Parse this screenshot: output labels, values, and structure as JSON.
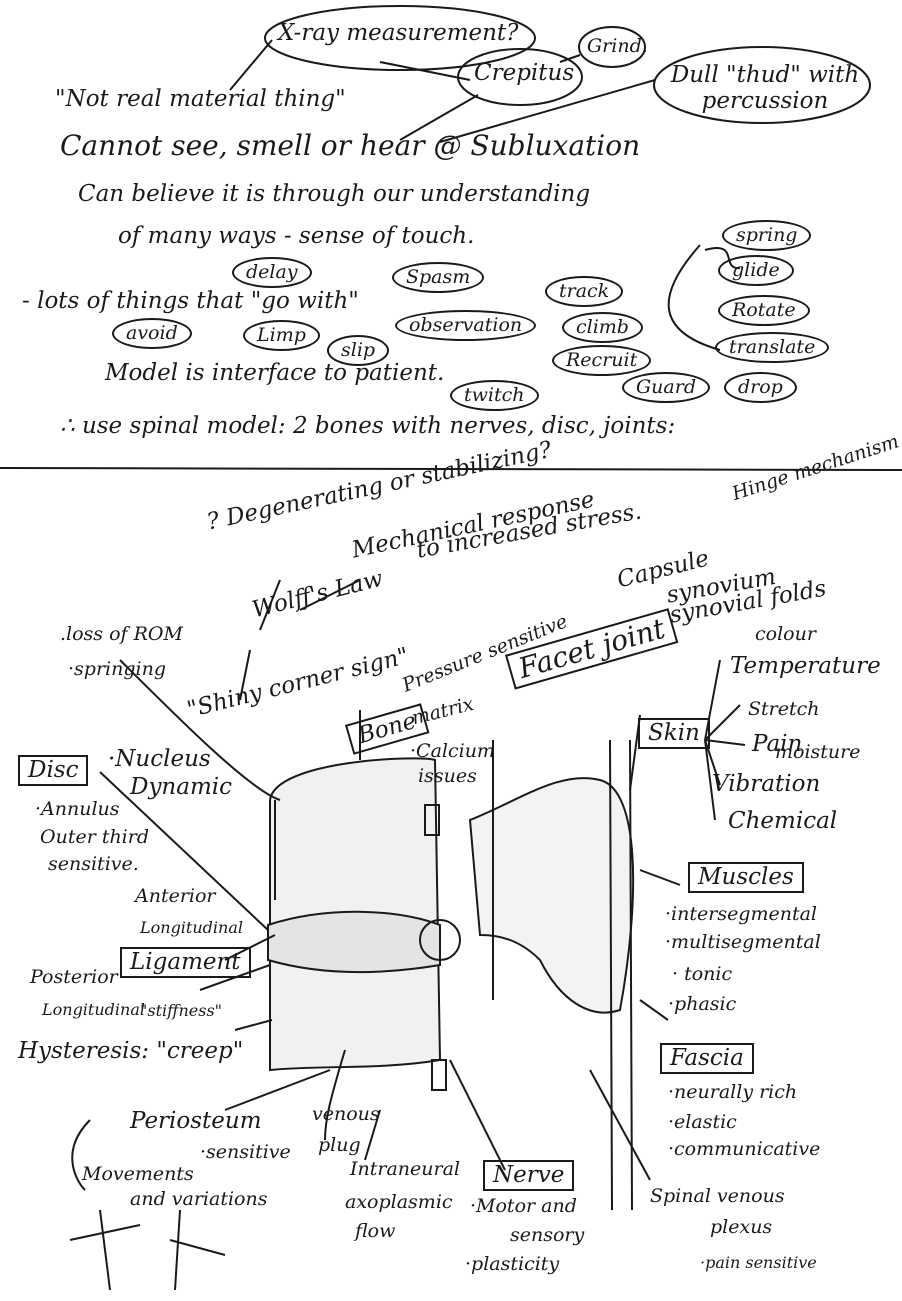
{
  "top": {
    "xray": "X-ray measurement?",
    "grind": "Grind.",
    "crepitus": "Crepitus",
    "dull": "Dull \"thud\" with percussion",
    "not_real": "\"Not real material thing\"",
    "cannot": "Cannot see, smell or hear @ Subluxation",
    "believe": "Can believe it is through our understanding",
    "many": "of many ways - sense of touch.",
    "lots": "- lots of things that \"go with\"",
    "model": "Model is interface to patient.",
    "use": "∴ use spinal model: 2 bones with nerves, disc, joints:"
  },
  "ovals": {
    "delay": "delay",
    "spasm": "Spasm",
    "track": "track",
    "spring": "spring",
    "glide": "glide",
    "avoid": "avoid",
    "limp": "Limp",
    "observation": "observation",
    "climb": "climb",
    "rotate": "Rotate",
    "slip": "slip",
    "translate": "translate",
    "recruit": "Recruit",
    "twitch": "twitch",
    "guard": "Guard",
    "drop": "drop"
  },
  "bottom": {
    "degen": "? Degenerating or stabilizing?",
    "mech": "Mechanical response",
    "mech2": "to increased stress.",
    "hinge": "Hinge mechanism",
    "capsule": "Capsule",
    "synovium": "synovium",
    "synfolds": "synovial folds",
    "loss_rom": ".loss of ROM",
    "springing": "·springing",
    "wolff": "Wolff's Law",
    "shiny": "\"Shiny corner sign\"",
    "pressure": "Pressure sensitive",
    "facet": "Facet joint",
    "colour": "colour",
    "temperature": "Temperature",
    "stretch": "Stretch",
    "pain": "Pain",
    "moisture": "moisture",
    "vibration": "Vibration",
    "chemical": "Chemical",
    "skin": "Skin",
    "bone": "Bone",
    "matrix": "matrix",
    "calcium": "·Calcium",
    "issues": "issues",
    "disc": "Disc",
    "nucleus": "·Nucleus",
    "dynamic": "Dynamic",
    "annulus": "·Annulus",
    "outer": "Outer third",
    "sensitive": "sensitive.",
    "anterior": "Anterior",
    "longitudinal": "Longitudinal",
    "ligament": "Ligament",
    "posterior": "Posterior",
    "longitudinal2": "Longitudinal",
    "stiffness": "\"stiffness\"",
    "hysteresis": "Hysteresis: \"creep\"",
    "muscles": "Muscles",
    "intersegmental": "·intersegmental",
    "multisegmental": "·multisegmental",
    "tonic": "· tonic",
    "phasic": "·phasic",
    "fascia": "Fascia",
    "neurally": "·neurally rich",
    "elastic": "·elastic",
    "communicative": "·communicative",
    "periosteum": "Periosteum",
    "periosteum_sens": "·sensitive",
    "venous": "venous",
    "plug": "plug",
    "intraneural": "Intraneural",
    "axoplasmic": "axoplasmic",
    "flow": "flow",
    "nerve": "Nerve",
    "motor": "·Motor and",
    "sensory": "sensory",
    "plasticity": "·plasticity",
    "spinal_venous": "Spinal venous",
    "plexus": "plexus",
    "pain_sens": "·pain sensitive",
    "movements": "Movements",
    "variations": "and variations"
  }
}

§ WHAT IS EXPECTED
Gather all lines from the listing above in which "sensitive" occurs.

§ EXPECTED OUTPUT
    "pressure": "Pressure sensitive",
    "sensitive": "sensitive.",
    "periosteum_sens": "·sensitive",
    "pain_sens": "·pain sensitive",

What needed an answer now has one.